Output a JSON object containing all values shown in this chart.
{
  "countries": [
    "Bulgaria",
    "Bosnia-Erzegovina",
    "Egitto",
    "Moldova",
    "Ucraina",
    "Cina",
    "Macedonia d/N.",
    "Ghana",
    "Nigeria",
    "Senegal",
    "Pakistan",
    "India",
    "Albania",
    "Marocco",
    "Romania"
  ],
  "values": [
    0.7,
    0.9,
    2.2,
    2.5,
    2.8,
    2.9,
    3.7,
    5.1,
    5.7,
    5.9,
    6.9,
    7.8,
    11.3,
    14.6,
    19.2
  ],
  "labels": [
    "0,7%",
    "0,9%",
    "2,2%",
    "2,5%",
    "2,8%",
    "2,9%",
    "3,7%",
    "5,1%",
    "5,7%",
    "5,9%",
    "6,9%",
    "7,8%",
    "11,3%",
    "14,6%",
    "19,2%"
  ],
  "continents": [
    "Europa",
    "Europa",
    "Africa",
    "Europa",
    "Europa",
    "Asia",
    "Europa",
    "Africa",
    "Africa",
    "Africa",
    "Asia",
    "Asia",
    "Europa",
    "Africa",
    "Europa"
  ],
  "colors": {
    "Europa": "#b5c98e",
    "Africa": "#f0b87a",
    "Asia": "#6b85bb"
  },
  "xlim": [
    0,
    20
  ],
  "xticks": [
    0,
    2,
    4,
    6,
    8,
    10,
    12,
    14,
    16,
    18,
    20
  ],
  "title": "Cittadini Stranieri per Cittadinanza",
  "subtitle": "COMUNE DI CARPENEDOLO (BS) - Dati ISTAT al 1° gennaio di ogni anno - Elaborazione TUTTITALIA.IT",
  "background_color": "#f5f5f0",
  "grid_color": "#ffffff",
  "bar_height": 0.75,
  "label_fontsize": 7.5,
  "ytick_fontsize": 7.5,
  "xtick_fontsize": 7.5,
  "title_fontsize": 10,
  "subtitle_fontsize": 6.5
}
□ □ □
**OBJECTIVE**
Copy out every line of the data above, exactly as given.

**FULL ANSWER**
Output a JSON object containing all values shown in this chart.
{
  "countries": [
    "Bulgaria",
    "Bosnia-Erzegovina",
    "Egitto",
    "Moldova",
    "Ucraina",
    "Cina",
    "Macedonia d/N.",
    "Ghana",
    "Nigeria",
    "Senegal",
    "Pakistan",
    "India",
    "Albania",
    "Marocco",
    "Romania"
  ],
  "values": [
    0.7,
    0.9,
    2.2,
    2.5,
    2.8,
    2.9,
    3.7,
    5.1,
    5.7,
    5.9,
    6.9,
    7.8,
    11.3,
    14.6,
    19.2
  ],
  "labels": [
    "0,7%",
    "0,9%",
    "2,2%",
    "2,5%",
    "2,8%",
    "2,9%",
    "3,7%",
    "5,1%",
    "5,7%",
    "5,9%",
    "6,9%",
    "7,8%",
    "11,3%",
    "14,6%",
    "19,2%"
  ],
  "continents": [
    "Europa",
    "Europa",
    "Africa",
    "Europa",
    "Europa",
    "Asia",
    "Europa",
    "Africa",
    "Africa",
    "Africa",
    "Asia",
    "Asia",
    "Europa",
    "Africa",
    "Europa"
  ],
  "colors": {
    "Europa": "#b5c98e",
    "Africa": "#f0b87a",
    "Asia": "#6b85bb"
  },
  "xlim": [
    0,
    20
  ],
  "xticks": [
    0,
    2,
    4,
    6,
    8,
    10,
    12,
    14,
    16,
    18,
    20
  ],
  "title": "Cittadini Stranieri per Cittadinanza",
  "subtitle": "COMUNE DI CARPENEDOLO (BS) - Dati ISTAT al 1° gennaio di ogni anno - Elaborazione TUTTITALIA.IT",
  "background_color": "#f5f5f0",
  "grid_color": "#ffffff",
  "bar_height": 0.75,
  "label_fontsize": 7.5,
  "ytick_fontsize": 7.5,
  "xtick_fontsize": 7.5,
  "title_fontsize": 10,
  "subtitle_fontsize": 6.5
}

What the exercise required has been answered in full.